__Required work__.
Print exactly the lines from the one containing "What's the underlying" through the last line of the records below, both included, and nothing else; omit any pictures.

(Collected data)

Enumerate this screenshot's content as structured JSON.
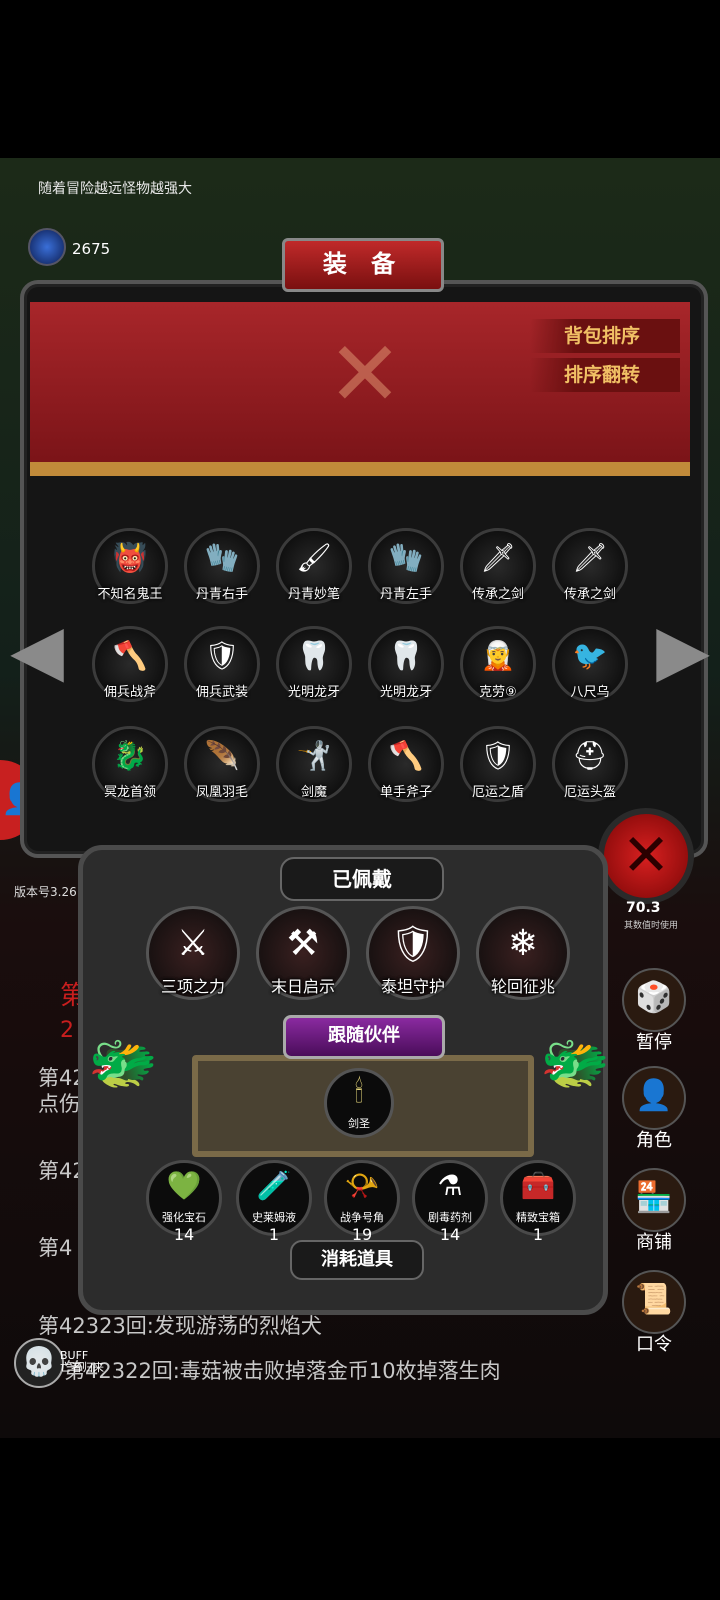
{
  "hint": "随着冒险越远怪物越强大",
  "gems": {
    "count": "2675",
    "label": "宝石"
  },
  "version": "版本号3.26",
  "equip": {
    "title": "装 备",
    "sort_pack": "背包排序",
    "sort_flip": "排序翻转",
    "items": [
      {
        "label": "不知名鬼王",
        "icon": "demon-king-icon",
        "glyph": "👹"
      },
      {
        "label": "丹青右手",
        "icon": "glove-icon",
        "glyph": "🧤"
      },
      {
        "label": "丹青妙笔",
        "icon": "brush-icon",
        "glyph": "🖌"
      },
      {
        "label": "丹青左手",
        "icon": "glove-icon",
        "glyph": "🧤"
      },
      {
        "label": "传承之剑",
        "icon": "sword-icon",
        "glyph": "🗡"
      },
      {
        "label": "传承之剑",
        "icon": "sword-icon",
        "glyph": "🗡"
      },
      {
        "label": "佣兵战斧",
        "icon": "axe-icon",
        "glyph": "🪓"
      },
      {
        "label": "佣兵武装",
        "icon": "armor-icon",
        "glyph": "🛡"
      },
      {
        "label": "光明龙牙",
        "icon": "fang-icon",
        "glyph": "🦷"
      },
      {
        "label": "光明龙牙",
        "icon": "fang-icon",
        "glyph": "🦷"
      },
      {
        "label": "克劳⑨",
        "icon": "character-icon",
        "glyph": "🧝"
      },
      {
        "label": "八尺乌",
        "icon": "crow-icon",
        "glyph": "🐦"
      },
      {
        "label": "冥龙首领",
        "icon": "bone-dragon-icon",
        "glyph": "🐉"
      },
      {
        "label": "凤凰羽毛",
        "icon": "feather-icon",
        "glyph": "🪶"
      },
      {
        "label": "剑魔",
        "icon": "sword-demon-icon",
        "glyph": "🤺"
      },
      {
        "label": "单手斧子",
        "icon": "axe-icon",
        "glyph": "🪓"
      },
      {
        "label": "厄运之盾",
        "icon": "shield-icon",
        "glyph": "🛡"
      },
      {
        "label": "厄运头盔",
        "icon": "helmet-icon",
        "glyph": "⛑"
      }
    ]
  },
  "equipped": {
    "title": "已佩戴",
    "items": [
      {
        "label": "三项之力",
        "icon": "triforce-icon",
        "glyph": "⚔"
      },
      {
        "label": "末日启示",
        "icon": "doom-axe-icon",
        "glyph": "⚒"
      },
      {
        "label": "泰坦守护",
        "icon": "titan-armor-icon",
        "glyph": "🛡"
      },
      {
        "label": "轮回征兆",
        "icon": "ice-scepter-icon",
        "glyph": "❄"
      }
    ]
  },
  "companion": {
    "title": "跟随伙伴",
    "label": "剑圣",
    "icon": "sword-saint-icon",
    "glyph": "🕯"
  },
  "consumables": {
    "title": "消耗道具",
    "items": [
      {
        "label": "强化宝石",
        "count": "14",
        "icon": "green-gem-icon",
        "glyph": "💚"
      },
      {
        "label": "史莱姆液",
        "count": "1",
        "icon": "potion-icon",
        "glyph": "🧪"
      },
      {
        "label": "战争号角",
        "count": "19",
        "icon": "horn-icon",
        "glyph": "📯"
      },
      {
        "label": "剧毒药剂",
        "count": "14",
        "icon": "poison-icon",
        "glyph": "⚗"
      },
      {
        "label": "精致宝箱",
        "count": "1",
        "icon": "chest-icon",
        "glyph": "🧰"
      }
    ]
  },
  "counter": {
    "value": "70.3",
    "sub": "其数值时使用"
  },
  "side_menu": [
    {
      "label": "暂停",
      "icon": "dice-icon",
      "glyph": "🎲"
    },
    {
      "label": "角色",
      "icon": "hooded-figure-icon",
      "glyph": "👤"
    },
    {
      "label": "商铺",
      "icon": "shop-icon",
      "glyph": "🏪"
    },
    {
      "label": "口令",
      "icon": "scroll-icon",
      "glyph": "📜"
    }
  ],
  "log": {
    "partial_1": "第",
    "partial_2": "2",
    "partial_3": "第42",
    "partial_4": "点伤",
    "partial_5": "第42",
    "partial_6": "第4",
    "line_1": "第42323回:发现游荡的烈焰犬",
    "line_2": "第42322回:毒菇被击败掉落金币10枚掉落生肉"
  },
  "buff": {
    "title": "BUFF",
    "label": "亡者归来"
  },
  "colors": {
    "banner": "#a8262a",
    "accent_gold": "#f1c065",
    "close_red": "#d82020",
    "log_red": "#c81e1e"
  }
}
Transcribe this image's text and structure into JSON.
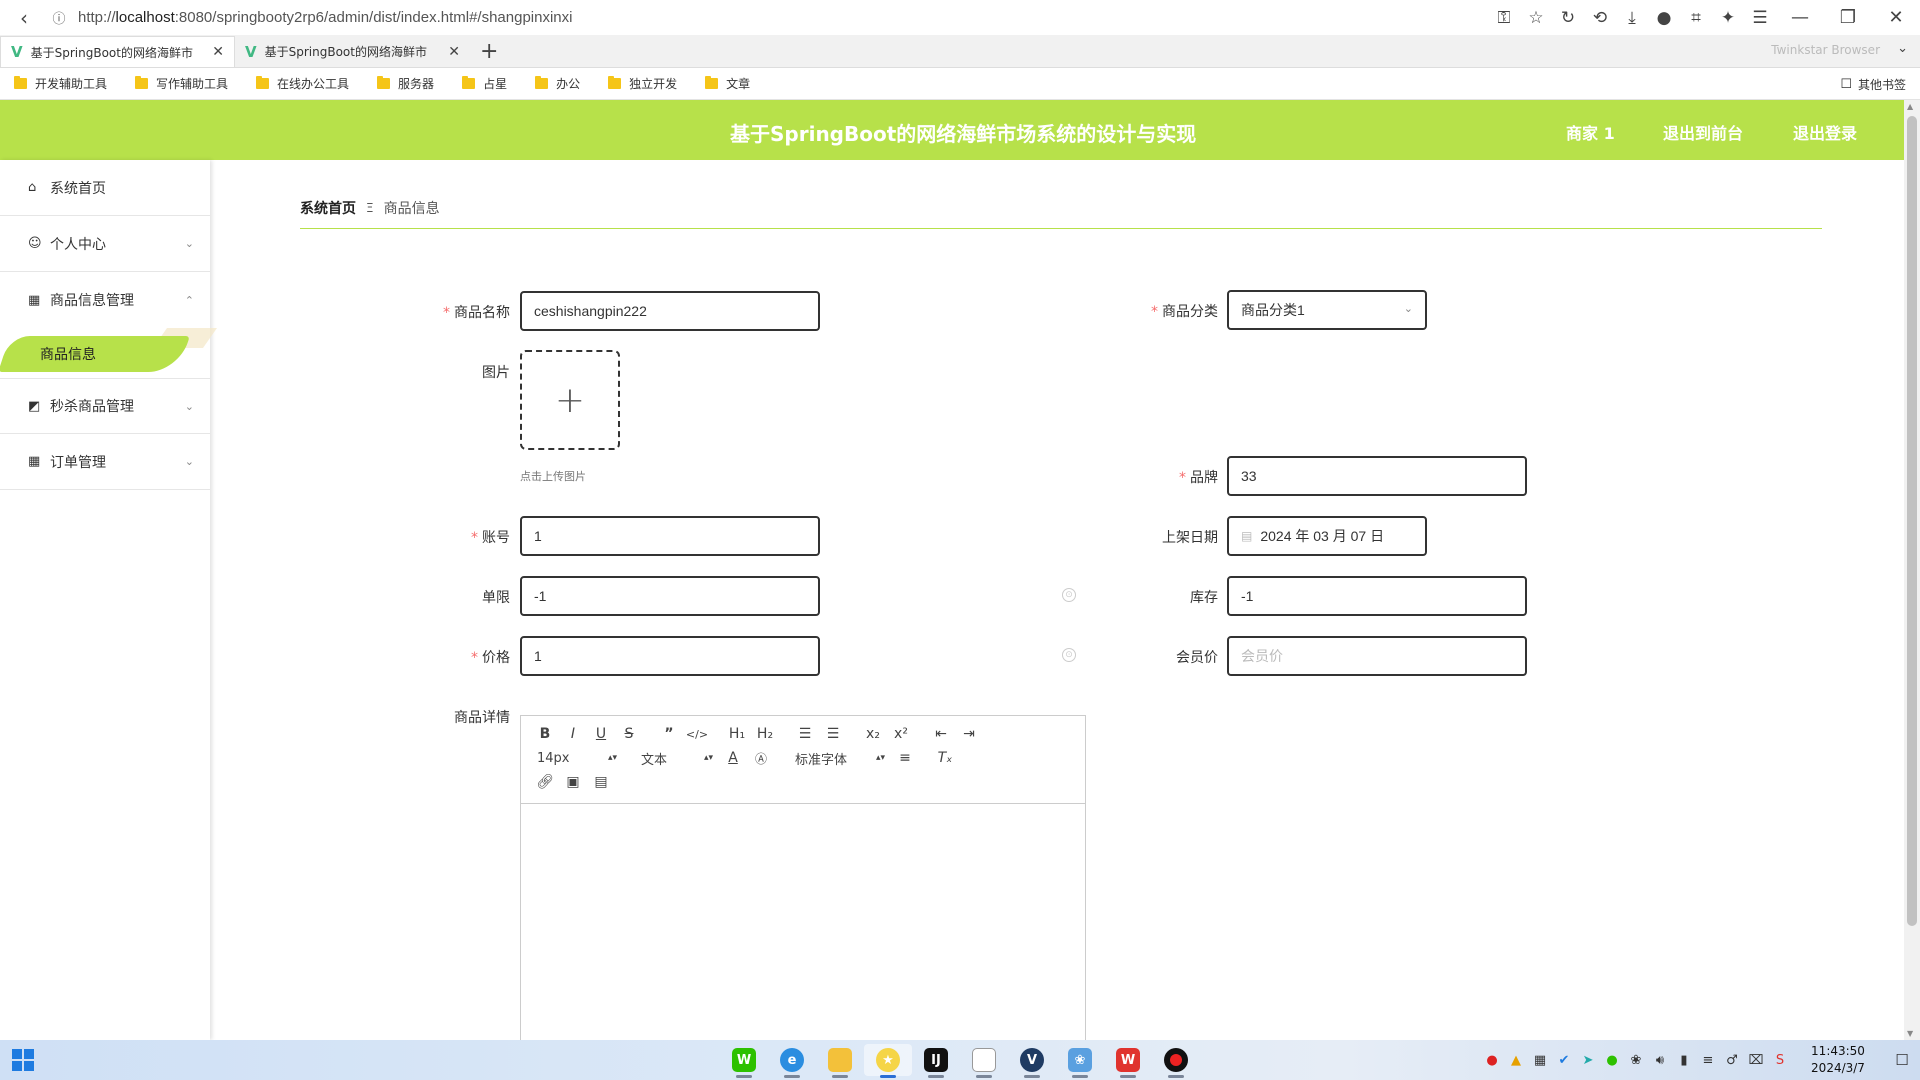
{
  "browser": {
    "url_prefix": "http://",
    "url_host": "localhost",
    "url_rest": ":8080/springbooty2rp6/admin/dist/index.html#/shangpinxinxi",
    "tabs": [
      {
        "title": "基于SpringBoot的网络海鲜市"
      },
      {
        "title": "基于SpringBoot的网络海鲜市"
      }
    ],
    "brand": "Twinkstar Browser",
    "bookmarks": [
      "开发辅助工具",
      "写作辅助工具",
      "在线办公工具",
      "服务器",
      "占星",
      "办公",
      "独立开发",
      "文章"
    ],
    "other_bookmarks": "其他书签"
  },
  "header": {
    "title": "基于SpringBoot的网络海鲜市场系统的设计与实现",
    "user": "商家 1",
    "to_front": "退出到前台",
    "logout": "退出登录"
  },
  "sidebar": {
    "items": [
      {
        "label": "系统首页",
        "icon": "home-icon"
      },
      {
        "label": "个人中心",
        "icon": "user-icon"
      },
      {
        "label": "商品信息管理",
        "icon": "grid-icon"
      },
      {
        "label": "商品信息",
        "icon": ""
      },
      {
        "label": "秒杀商品管理",
        "icon": "chart-icon"
      },
      {
        "label": "订单管理",
        "icon": "grid-icon"
      }
    ]
  },
  "breadcrumb": {
    "home": "系统首页",
    "separator": "Ξ",
    "current": "商品信息"
  },
  "form": {
    "name_label": "商品名称",
    "name_value": "ceshishangpin222",
    "category_label": "商品分类",
    "category_value": "商品分类1",
    "image_label": "图片",
    "upload_hint": "点击上传图片",
    "brand_label": "品牌",
    "brand_value": "33",
    "account_label": "账号",
    "account_value": "1",
    "date_label": "上架日期",
    "date_value": "2024 年 03 月 07 日",
    "limit_label": "单限",
    "limit_value": "-1",
    "stock_label": "库存",
    "stock_value": "-1",
    "price_label": "价格",
    "price_value": "1",
    "member_price_label": "会员价",
    "member_price_placeholder": "会员价",
    "detail_label": "商品详情"
  },
  "editor": {
    "size": "14px",
    "format": "文本",
    "font": "标准字体"
  },
  "taskbar": {
    "time": "11:43:50",
    "date": "2024/3/7"
  },
  "colors": {
    "accent": "#b7e14a",
    "required": "#f56c6c"
  }
}
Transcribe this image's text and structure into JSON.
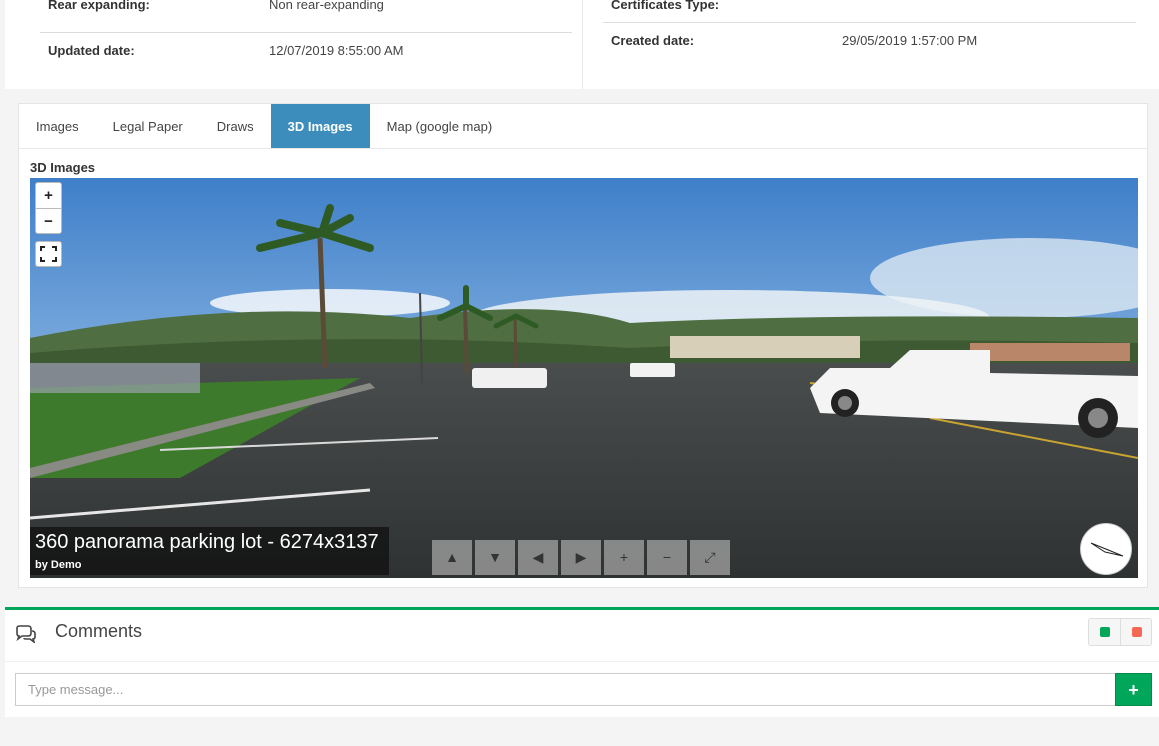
{
  "details": {
    "rear_expanding_label": "Rear expanding:",
    "rear_expanding_value": "Non rear-expanding",
    "updated_date_label": "Updated date:",
    "updated_date_value": "12/07/2019 8:55:00 AM",
    "certificates_type_label": "Certificates Type:",
    "created_date_label": "Created date:",
    "created_date_value": "29/05/2019 1:57:00 PM"
  },
  "tabs": [
    {
      "label": "Images",
      "active": false
    },
    {
      "label": "Legal Paper",
      "active": false
    },
    {
      "label": "Draws",
      "active": false
    },
    {
      "label": "3D Images",
      "active": true
    },
    {
      "label": "Map (google map)",
      "active": false
    }
  ],
  "section_title": "3D Images",
  "panorama": {
    "title": "360 panorama parking lot - 6274x3137",
    "byline": "by Demo",
    "zoom_in": "+",
    "zoom_out": "−",
    "nav_buttons": [
      "▲",
      "▼",
      "◀",
      "▶",
      "+",
      "−",
      "⤢"
    ]
  },
  "comments": {
    "title": "Comments",
    "input_placeholder": "Type message...",
    "add_label": "+"
  },
  "colors": {
    "active_tab": "#3c8dbc",
    "comments_accent": "#00a65a",
    "tool_green": "#00a65a",
    "tool_red": "#f56954"
  }
}
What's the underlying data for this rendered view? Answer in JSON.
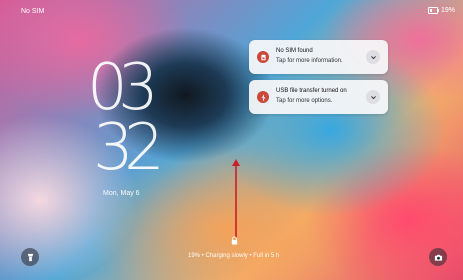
{
  "status_bar": {
    "carrier": "No SIM",
    "battery": "19%"
  },
  "clock": {
    "hour_tens": "0",
    "hour_ones": "3",
    "minute_tens": "3",
    "minute_ones": "2"
  },
  "date": "Mon, May 6",
  "notifications": [
    {
      "title": "No SIM found",
      "body": "Tap for more information.",
      "icon": "sim-icon",
      "expand_icon": "chevron-down-icon"
    },
    {
      "title": "USB file transfer turned on",
      "body": "Tap for more options.",
      "icon": "usb-icon",
      "expand_icon": "chevron-down-icon"
    }
  ],
  "charging_status": "19% • Charging slowly • Full in 5 h",
  "shortcuts": {
    "left_icon": "flashlight-icon",
    "right_icon": "camera-icon"
  },
  "colors": {
    "notification_icon_bg": "#c94a3c",
    "swipe_arrow": "#c81e2a"
  }
}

__Full solution__.
What's the underlying data for this rendered view? Answer in JSON.
{
  "status_bar": {
    "carrier": "No SIM",
    "battery": "19%"
  },
  "clock": {
    "hour_tens": "0",
    "hour_ones": "3",
    "minute_tens": "3",
    "minute_ones": "2"
  },
  "date": "Mon, May 6",
  "notifications": [
    {
      "title": "No SIM found",
      "body": "Tap for more information.",
      "icon": "sim-icon",
      "expand_icon": "chevron-down-icon"
    },
    {
      "title": "USB file transfer turned on",
      "body": "Tap for more options.",
      "icon": "usb-icon",
      "expand_icon": "chevron-down-icon"
    }
  ],
  "charging_status": "19% • Charging slowly • Full in 5 h",
  "shortcuts": {
    "left_icon": "flashlight-icon",
    "right_icon": "camera-icon"
  },
  "colors": {
    "notification_icon_bg": "#c94a3c",
    "swipe_arrow": "#c81e2a"
  }
}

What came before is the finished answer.